## TASK OBJECTIVE
Under this task are some entries; return every one of them exactly.

Source records
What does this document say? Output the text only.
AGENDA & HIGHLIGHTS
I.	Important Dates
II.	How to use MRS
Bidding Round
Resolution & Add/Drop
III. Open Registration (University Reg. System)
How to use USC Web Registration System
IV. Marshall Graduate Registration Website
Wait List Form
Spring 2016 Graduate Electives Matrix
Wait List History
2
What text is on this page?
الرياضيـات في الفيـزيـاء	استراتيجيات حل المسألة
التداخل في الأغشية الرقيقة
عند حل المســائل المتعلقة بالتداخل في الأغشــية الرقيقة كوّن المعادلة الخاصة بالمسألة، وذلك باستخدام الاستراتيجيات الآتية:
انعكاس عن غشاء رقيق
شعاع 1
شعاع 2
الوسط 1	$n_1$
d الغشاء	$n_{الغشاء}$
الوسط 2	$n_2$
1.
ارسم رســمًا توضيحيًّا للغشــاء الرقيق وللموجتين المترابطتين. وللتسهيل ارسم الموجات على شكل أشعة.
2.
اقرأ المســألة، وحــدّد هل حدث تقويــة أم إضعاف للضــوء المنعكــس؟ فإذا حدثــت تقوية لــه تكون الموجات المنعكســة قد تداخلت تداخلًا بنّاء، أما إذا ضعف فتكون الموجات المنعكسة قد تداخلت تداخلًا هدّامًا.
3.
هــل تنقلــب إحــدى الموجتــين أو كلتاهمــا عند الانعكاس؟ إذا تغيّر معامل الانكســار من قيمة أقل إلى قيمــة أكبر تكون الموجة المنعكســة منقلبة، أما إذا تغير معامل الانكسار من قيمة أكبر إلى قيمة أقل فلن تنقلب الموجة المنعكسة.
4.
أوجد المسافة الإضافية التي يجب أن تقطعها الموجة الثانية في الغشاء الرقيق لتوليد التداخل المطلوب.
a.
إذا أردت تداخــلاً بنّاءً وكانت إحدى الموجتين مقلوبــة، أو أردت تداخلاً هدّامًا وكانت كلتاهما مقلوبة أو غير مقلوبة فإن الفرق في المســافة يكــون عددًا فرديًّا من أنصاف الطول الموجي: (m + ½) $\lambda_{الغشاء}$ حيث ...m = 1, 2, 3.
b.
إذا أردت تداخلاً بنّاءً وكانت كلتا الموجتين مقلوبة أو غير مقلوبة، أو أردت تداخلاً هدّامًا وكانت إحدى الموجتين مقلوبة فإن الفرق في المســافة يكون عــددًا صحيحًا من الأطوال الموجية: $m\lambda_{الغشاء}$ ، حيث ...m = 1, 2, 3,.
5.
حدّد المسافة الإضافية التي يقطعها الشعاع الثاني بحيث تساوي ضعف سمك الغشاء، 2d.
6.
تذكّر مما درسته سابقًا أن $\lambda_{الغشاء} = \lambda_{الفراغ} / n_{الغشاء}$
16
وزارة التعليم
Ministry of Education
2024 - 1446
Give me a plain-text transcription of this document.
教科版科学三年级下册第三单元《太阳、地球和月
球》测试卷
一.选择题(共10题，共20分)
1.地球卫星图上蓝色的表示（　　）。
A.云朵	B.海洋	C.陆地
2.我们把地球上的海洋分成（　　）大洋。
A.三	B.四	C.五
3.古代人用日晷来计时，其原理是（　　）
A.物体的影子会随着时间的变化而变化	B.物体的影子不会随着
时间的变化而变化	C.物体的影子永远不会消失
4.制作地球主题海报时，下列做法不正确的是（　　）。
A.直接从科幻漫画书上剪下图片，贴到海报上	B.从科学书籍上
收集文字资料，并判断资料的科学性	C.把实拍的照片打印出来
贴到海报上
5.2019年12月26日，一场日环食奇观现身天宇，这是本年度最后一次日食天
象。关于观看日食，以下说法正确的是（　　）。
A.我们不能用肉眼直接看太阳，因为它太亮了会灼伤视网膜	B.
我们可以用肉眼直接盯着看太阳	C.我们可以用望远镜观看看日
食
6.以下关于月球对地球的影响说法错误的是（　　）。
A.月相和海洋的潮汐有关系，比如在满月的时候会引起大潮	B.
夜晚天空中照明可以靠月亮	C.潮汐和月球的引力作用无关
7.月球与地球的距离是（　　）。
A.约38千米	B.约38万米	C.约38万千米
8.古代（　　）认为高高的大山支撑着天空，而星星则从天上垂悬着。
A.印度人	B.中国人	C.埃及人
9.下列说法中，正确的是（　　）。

## EXERCISE RESPONSE
What does this document say? Output the text only.
AGENDA & HIGHLIGHTS
I.	Important Dates
II.	How to use MRS
Bidding Round
Resolution & Add/Drop
III. Open Registration (University Reg. System)
How to use USC Web Registration System
IV. Marshall Graduate Registration Website
Wait List Form
Spring 2016 Graduate Electives Matrix
Wait List History
2
What text is on this page?
الرياضيـات في الفيـزيـاء	استراتيجيات حل المسألة
التداخل في الأغشية الرقيقة
عند حل المســائل المتعلقة بالتداخل في الأغشــية الرقيقة كوّن المعادلة الخاصة بالمسألة، وذلك باستخدام الاستراتيجيات الآتية:
انعكاس عن غشاء رقيق
شعاع 1
شعاع 2
الوسط 1	$n_1$
d الغشاء	$n_{الغشاء}$
الوسط 2	$n_2$
1.
ارسم رســمًا توضيحيًّا للغشــاء الرقيق وللموجتين المترابطتين. وللتسهيل ارسم الموجات على شكل أشعة.
2.
اقرأ المســألة، وحــدّد هل حدث تقويــة أم إضعاف للضــوء المنعكــس؟ فإذا حدثــت تقوية لــه تكون الموجات المنعكســة قد تداخلت تداخلًا بنّاء، أما إذا ضعف فتكون الموجات المنعكسة قد تداخلت تداخلًا هدّامًا.
3.
هــل تنقلــب إحــدى الموجتــين أو كلتاهمــا عند الانعكاس؟ إذا تغيّر معامل الانكســار من قيمة أقل إلى قيمــة أكبر تكون الموجة المنعكســة منقلبة، أما إذا تغير معامل الانكسار من قيمة أكبر إلى قيمة أقل فلن تنقلب الموجة المنعكسة.
4.
أوجد المسافة الإضافية التي يجب أن تقطعها الموجة الثانية في الغشاء الرقيق لتوليد التداخل المطلوب.
a.
إذا أردت تداخــلاً بنّاءً وكانت إحدى الموجتين مقلوبــة، أو أردت تداخلاً هدّامًا وكانت كلتاهما مقلوبة أو غير مقلوبة فإن الفرق في المســافة يكــون عددًا فرديًّا من أنصاف الطول الموجي: (m + ½) $\lambda_{الغشاء}$ حيث ...m = 1, 2, 3.
b.
إذا أردت تداخلاً بنّاءً وكانت كلتا الموجتين مقلوبة أو غير مقلوبة، أو أردت تداخلاً هدّامًا وكانت إحدى الموجتين مقلوبة فإن الفرق في المســافة يكون عــددًا صحيحًا من الأطوال الموجية: $m\lambda_{الغشاء}$ ، حيث ...m = 1, 2, 3,.
5.
حدّد المسافة الإضافية التي يقطعها الشعاع الثاني بحيث تساوي ضعف سمك الغشاء، 2d.
6.
تذكّر مما درسته سابقًا أن $\lambda_{الغشاء} = \lambda_{الفراغ} / n_{الغشاء}$
16
وزارة التعليم
Ministry of Education
2024 - 1446
Give me a plain-text transcription of this document.
教科版科学三年级下册第三单元《太阳、地球和月
球》测试卷
一.选择题(共10题，共20分)
1.地球卫星图上蓝色的表示（　　）。
A.云朵	B.海洋	C.陆地
2.我们把地球上的海洋分成（　　）大洋。
A.三	B.四	C.五
3.古代人用日晷来计时，其原理是（　　）
A.物体的影子会随着时间的变化而变化	B.物体的影子不会随着
时间的变化而变化	C.物体的影子永远不会消失
4.制作地球主题海报时，下列做法不正确的是（　　）。
A.直接从科幻漫画书上剪下图片，贴到海报上	B.从科学书籍上
收集文字资料，并判断资料的科学性	C.把实拍的照片打印出来
贴到海报上
5.2019年12月26日，一场日环食奇观现身天宇，这是本年度最后一次日食天
象。关于观看日食，以下说法正确的是（　　）。
A.我们不能用肉眼直接看太阳，因为它太亮了会灼伤视网膜	B.
我们可以用肉眼直接盯着看太阳	C.我们可以用望远镜观看看日
食
6.以下关于月球对地球的影响说法错误的是（　　）。
A.月相和海洋的潮汐有关系，比如在满月的时候会引起大潮	B.
夜晚天空中照明可以靠月亮	C.潮汐和月球的引力作用无关
7.月球与地球的距离是（　　）。
A.约38千米	B.约38万米	C.约38万千米
8.古代（　　）认为高高的大山支撑着天空，而星星则从天上垂悬着。
A.印度人	B.中国人	C.埃及人
9.下列说法中，正确的是（　　）。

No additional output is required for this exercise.